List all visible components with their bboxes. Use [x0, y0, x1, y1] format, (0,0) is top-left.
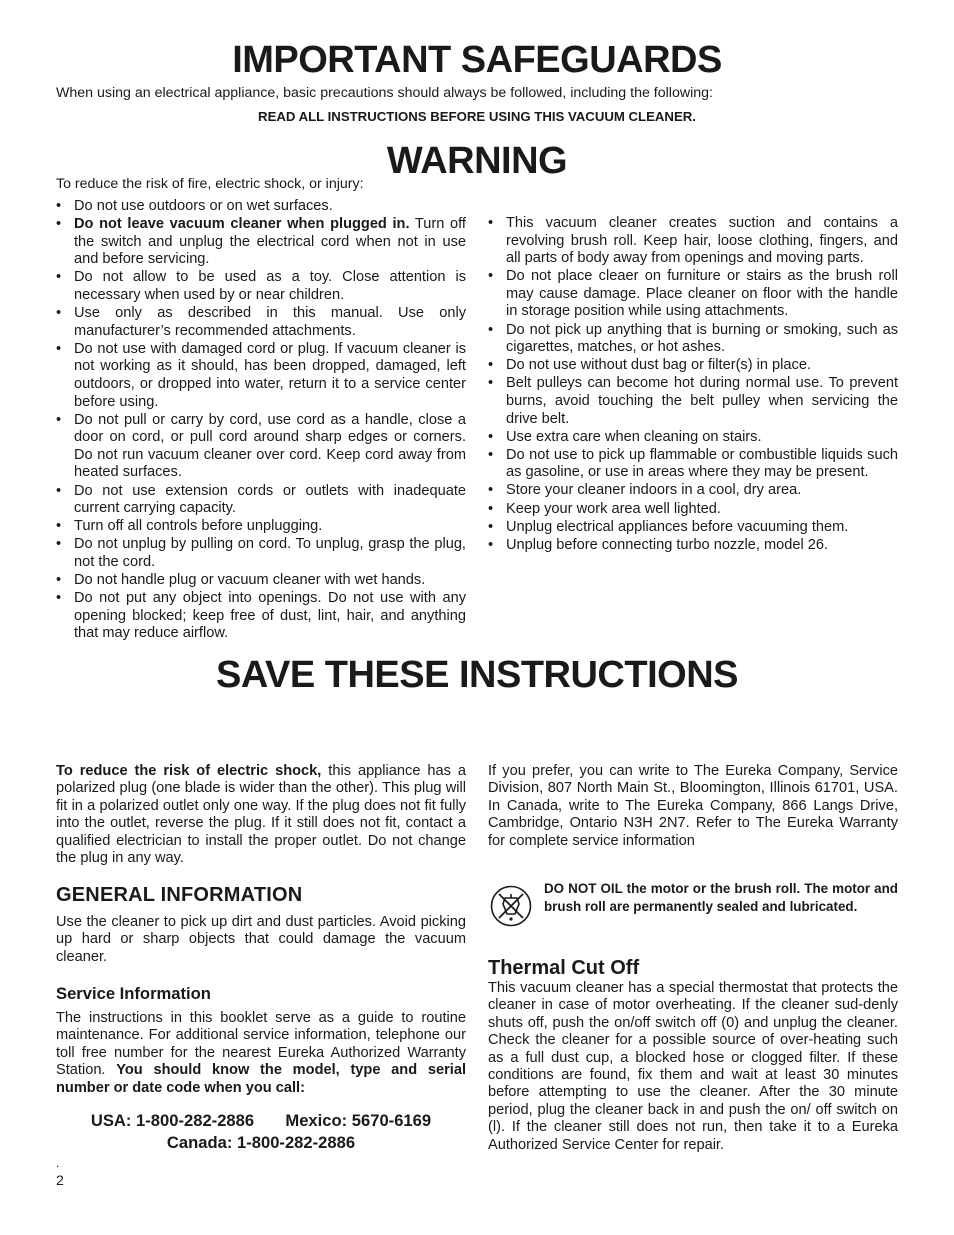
warning-list-right: [488, 215, 898, 555]
list-item: • Do not pick up anything that is burning or smoking, such as cigarettes, matches, or hot ashes.: [488, 322, 898, 357]
list-item: • Do not use extension cords or outlets with inadequate current carrying capacity.: [56, 483, 466, 518]
general-information-text: Use the cleaner to pick up dirt and dust particles. Avoid picking up hard or sharp objects that could damage the vacuum cleaner.: [56, 914, 466, 965]
list-item: • Do not use to pick up flammable or combustible liquids such as gasoline, or use in areas where they may be present.: [488, 447, 898, 482]
list-item: • Store your cleaner indoors in a cool, dry area.: [488, 482, 898, 500]
electric-shock-paragraph: To reduce the risk of electric shock, this appliance has a polarized plug (one blade is wider than the other). This plug will fit in a polarized outlet only one way. If the plug does not fit fully into the outlet, reverse the plug. If it still does not fit, contact a qualified electrician to install the proper outlet. Do not change the plug in any way.: [56, 763, 466, 867]
list-item: • Keep your work area well lighted.: [488, 501, 898, 519]
list-item: • Do not unplug by pulling on cord. To unplug, grasp the plug, not the cord.: [56, 536, 466, 571]
list-item: • Do not put any object into openings. Do not use with any opening blocked; keep free of dust, lint, hair, and anything that may reduce airflow.: [56, 590, 466, 643]
list-item: • Do not pull or carry by cord, use cord as a handle, close a door on cord, or pull cord around sharp edges or corners. Do not run vacuum cleaner over cord. Keep cord away from heated surfaces.: [56, 412, 466, 482]
general-information-heading: GENERAL INFORMATION: [56, 884, 303, 906]
service-information-text: The instructions in this booklet serve as a guide to routine maintenance. For additional service information, telephone our toll free number for the nearest Eureka Authorized Warranty Station. You should know the model, type and serial number or date code when you call:: [56, 1010, 467, 1096]
list-item: • Do not use without dust bag or filter(s) in place.: [488, 357, 898, 375]
list-item: • Do not allow to be used as a toy. Close attention is necessary when used by or near children.: [56, 269, 466, 304]
list-item: • Unplug electrical appliances before vacuuming them.: [488, 519, 898, 537]
thermal-cut-off-text: This vacuum cleaner has a special thermostat that protects the cleaner in case of motor overheating. If the cleaner sud-denly shuts off, push the on/off switch off (0) and unplug the cleaner. Check the cleaner for a possible source of over-heating such as a full dust cup, a blocked hose or clogged filter. If these conditions are found, fix them and wait at least 30 minutes before attempting to use the cleaner. After the 30 minute period, plug the cleaner back in and push the on/ off switch on (l). If the cleaner still does not run, then take it to a Eureka Authorized Service Center for repair.: [488, 980, 898, 1153]
phone-numbers: [56, 1110, 466, 1154]
list-item: • Do not use outdoors or on wet surfaces.: [56, 198, 466, 216]
list-item: • Use only as described in this manual. Use only manufacturer’s recommended attachments.: [56, 305, 466, 340]
phone-usa: USA: 1-800-282-2886: [90, 1111, 255, 1130]
no-oil-icon: [489, 884, 533, 928]
intro-text: When using an electrical appliance, basic precautions should always be followed, including the following:: [56, 85, 713, 101]
list-item: • Do not use with damaged cord or plug. If vacuum cleaner is not working as it should, has been dropped, damaged, left outdoors, or dropped into water, return it to a service center before using.: [56, 341, 466, 411]
phone-mexico: Mexico: 5670-6169: [285, 1111, 432, 1130]
read-all-notice: READ ALL INSTRUCTIONS BEFORE USING THIS VACUUM CLEANER.: [258, 109, 696, 124]
list-item: • Do not handle plug or vacuum cleaner with wet hands.: [56, 572, 466, 590]
phone-canada: Canada: 1-800-282-2886: [166, 1133, 356, 1152]
list-item: • Turn off all controls before unplugging.: [56, 518, 466, 536]
list-item: • Use extra care when cleaning on stairs.: [488, 429, 898, 447]
warning-list-left: [56, 198, 466, 643]
do-not-oil-notice: DO NOT OIL the motor or the brush roll. The motor and brush roll are permanently sealed and lubricated.: [544, 881, 898, 914]
thermal-cut-off-heading: Thermal Cut Off: [488, 957, 640, 979]
warning-title: WARNING: [386, 140, 568, 182]
page-number: 2: [56, 1172, 64, 1188]
warning-intro: To reduce the risk of fire, electric shock, or injury:: [56, 176, 364, 192]
footer-dot: .: [56, 1156, 60, 1170]
phone-row-usa-mexico: [56, 1110, 466, 1132]
page-title: IMPORTANT SAFEGUARDS: [232, 39, 722, 81]
list-item: • Unplug before connecting turbo nozzle, model 26.: [488, 537, 898, 555]
list-item: • Do not leave vacuum cleaner when plugged in. Turn off the switch and unplug the electrical cord when not in use and before servicing.: [56, 216, 466, 269]
list-item: • This vacuum cleaner creates suction and contains a revolving brush roll. Keep hair, loose clothing, fingers, and all parts of body away from openings and moving parts.: [488, 215, 898, 268]
save-instructions-title: SAVE THESE INSTRUCTIONS: [216, 654, 738, 696]
service-information-heading: Service Information: [56, 984, 211, 1003]
write-address-paragraph: If you prefer, you can write to The Eureka Company, Service Division, 807 North Main St., Bloomington, Illinois 61701, USA. In Canada, write to The Eureka Company, 866 Langs Drive, Cambridge, Ontario N3H 2N7. Refer to The Eureka Warranty for complete service information: [488, 763, 898, 849]
list-item: • Do not place cleaer on furniture or stairs as the brush roll may cause damage. Place cleaner on floor with the handle in storage position while using attachments.: [488, 268, 898, 321]
list-item: • Belt pulleys can become hot during normal use. To prevent burns, avoid touching the belt pulley when servicing the drive belt.: [488, 375, 898, 428]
============
• [AIM]: List each line of the data above as its own string in a JSON list, leaving out blank lines. Begin with the line containing "warning-list-right: [488, 215, 898, 555]" and continue through the line containing "list-item: • Store", including both.

• [COMPLETE OUTPUT]:
[
  "warning-list-right: [488, 215, 898, 555]",
  "list-item: • Do not pick up anything that is burning or smoking, such as cigarettes, matches, or hot ashes.: [488, 322, 898, 357]",
  "list-item: • Do not use extension cords or outlets with inadequate current carrying capacity.: [56, 483, 466, 518]",
  "general-information-text: Use the cleaner to pick up dirt and dust particles. Avoid picking up hard or sharp objects that could damage the vacuum cleaner.: [56, 914, 466, 965]",
  "list-item: • Do not use to pick up flammable or combustible liquids such as gasoline, or use in areas where they may be present.: [488, 447, 898, 482]",
  "list-item: • Store your cleaner indoors in a cool, dry area.: [488, 482, 898, 500]"
]